* **WORK TO COMPLETE**:
1/ Name every Dangote Cement plant that the market report mentions, along with the state where each one stands.
2/ Switch "shed" to "lost" in the market report, and write out everything from "Monday, May 15, 2017, 1:38" down to "and ZENITH (-0.28%).".
++++ TEXT PASSAGE
Monday, May 15, 2017, 1:38 PM /GTI Research
The Nigerian equity market on Friday reversed prior ten days uptrend to close the week in the red despite massive trading activity. Similarly, market breadth closed negative recording 16 gainers against 37 losers.
In summary, the All Share Index (ASI) shed 231.24 absolute points, representing a decline of 0.81% to close at 28,192.64 points. Similarly, the Market Capitalization shed N79.93 billion, representing a decline of 0.81% to close at N9.75 trillion.
The downturn was significantly impacted by losses recorded in medium and large capitalized stocks, amongst which are; OANDO (-9.64%), DANGCEM (-4.79%), UBA (- 4.32%), UNILEVER (-3.85%), STANBIC (-3.70%), ACCESS (-2.57%), FBNH (-2.20%), OKOMU (-1.96%), LAFARGE (-0.58%) and ZENITH (-0.28%).
Dangote Cement is Africa's leading cement producer with three plants in Nigeria and plans to expand into 13 other African countries.
The Group is a fully integrated quarry-to-customer producer with production capacity of 29 million tonnes in Nigeria and new operations set to begin across the rest of Sub-Saharan Africa.
The Group plans to have 42 million tonnes capacity by the end of 2016 and 50-60 million tonnes of production, grinding and import capacity in Sub-Saharan Africa by 2016.
Dangote Cement's Obajana plant in Kogi State, Nigeria, is the largest in Africa with 13 million tonnes capacity across four lines.
The Ibese plant in Ogun State has four cement lines with a combined installed capacity of 12 million tonnes. The Gboko plant in Benue State has 4 million tonnes capacity.
++++++++
++++ DATA PROVIDED
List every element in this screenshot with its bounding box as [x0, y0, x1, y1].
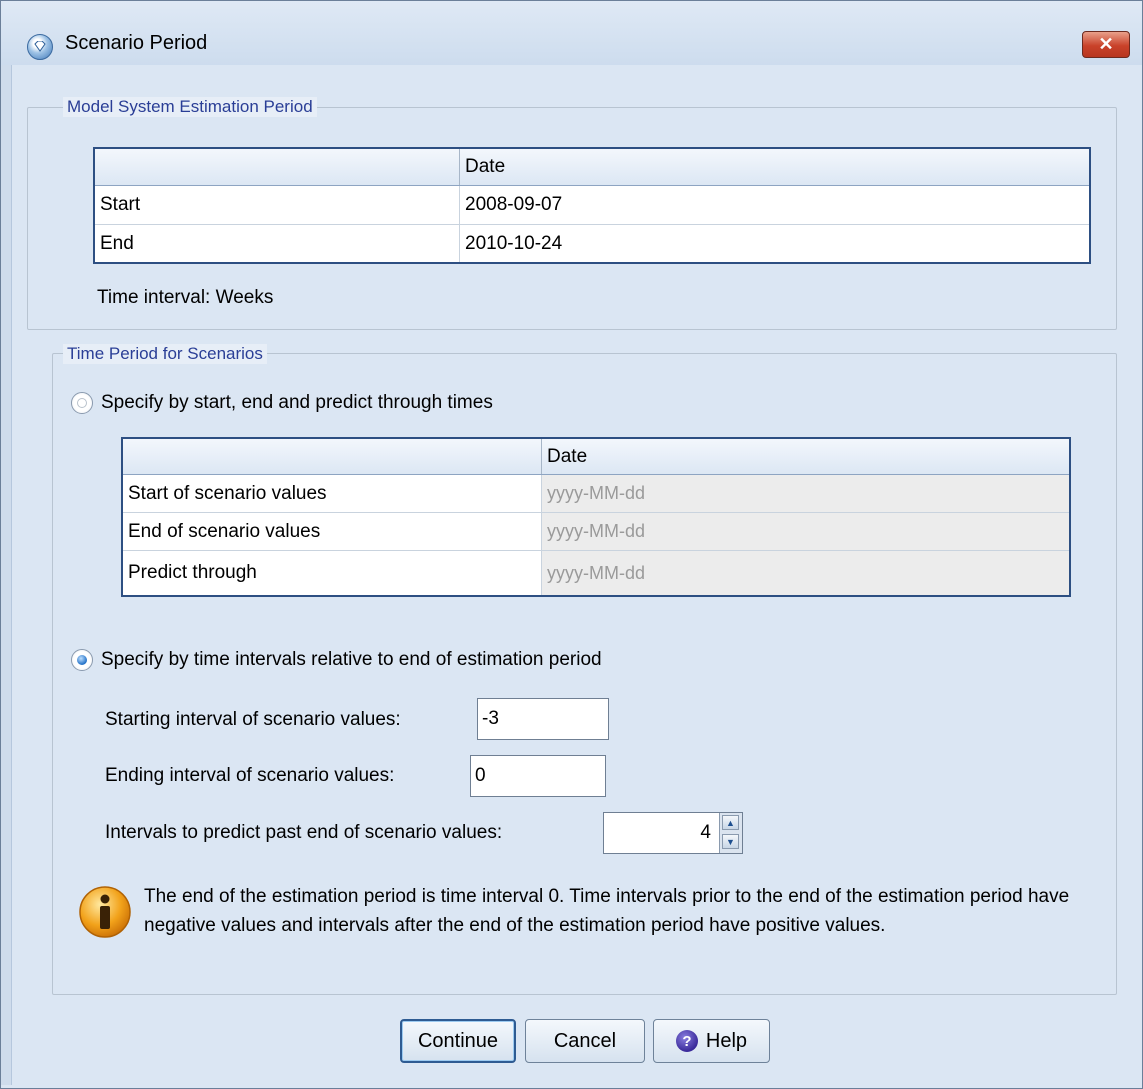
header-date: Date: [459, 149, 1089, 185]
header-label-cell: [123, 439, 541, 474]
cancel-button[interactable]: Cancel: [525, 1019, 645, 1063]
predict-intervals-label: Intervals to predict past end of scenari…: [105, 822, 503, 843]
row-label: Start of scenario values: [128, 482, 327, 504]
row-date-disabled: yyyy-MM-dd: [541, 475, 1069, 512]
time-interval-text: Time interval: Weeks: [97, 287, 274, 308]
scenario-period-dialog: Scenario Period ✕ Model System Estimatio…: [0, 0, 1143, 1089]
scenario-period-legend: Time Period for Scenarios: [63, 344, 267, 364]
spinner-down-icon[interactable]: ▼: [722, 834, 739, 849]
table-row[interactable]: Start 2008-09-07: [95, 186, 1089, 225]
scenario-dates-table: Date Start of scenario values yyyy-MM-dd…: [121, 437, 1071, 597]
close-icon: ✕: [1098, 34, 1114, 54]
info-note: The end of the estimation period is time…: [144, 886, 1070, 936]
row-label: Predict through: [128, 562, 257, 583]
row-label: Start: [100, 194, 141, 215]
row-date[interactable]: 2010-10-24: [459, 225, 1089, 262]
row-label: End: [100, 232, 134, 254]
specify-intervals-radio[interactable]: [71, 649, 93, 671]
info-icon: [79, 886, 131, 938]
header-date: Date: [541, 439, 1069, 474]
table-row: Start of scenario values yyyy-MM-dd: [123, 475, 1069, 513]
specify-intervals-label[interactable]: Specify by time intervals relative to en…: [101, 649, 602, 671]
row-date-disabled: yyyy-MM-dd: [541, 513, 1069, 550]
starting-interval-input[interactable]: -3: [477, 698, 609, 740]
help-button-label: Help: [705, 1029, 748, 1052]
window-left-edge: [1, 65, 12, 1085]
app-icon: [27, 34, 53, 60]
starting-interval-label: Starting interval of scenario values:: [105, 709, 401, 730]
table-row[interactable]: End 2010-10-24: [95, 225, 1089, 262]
++++++++
* **ANSWER SET**:
1/
Obajana plant, Kogi State
Ibese plant, Ogun State
Gboko plant, Benue State

2/
Monday, May 15, 2017, 1:38 PM /GTI Research
The Nigerian equity market on Friday reversed prior ten days uptrend to close the week in the red despite massive trading activity. Similarly, market breadth closed negative recording 16 gainers against 37 losers.
In summary, the All Share Index (ASI) lost 231.24 absolute points, representing a decline of 0.81% to close at 28,192.64 points. Similarly, the Market Capitalization lost N79.93 billion, representing a decline of 0.81% to close at N9.75 trillion.
The downturn was significantly impacted by losses recorded in medium and large capitalized stocks, amongst which are; OANDO (-9.64%), DANGCEM (-4.79%), UBA (- 4.32%), UNILEVER (-3.85%), STANBIC (-3.70%), ACCESS (-2.57%), FBNH (-2.20%), OKOMU (-1.96%), LAFARGE (-0.58%) and ZENITH (-0.28%).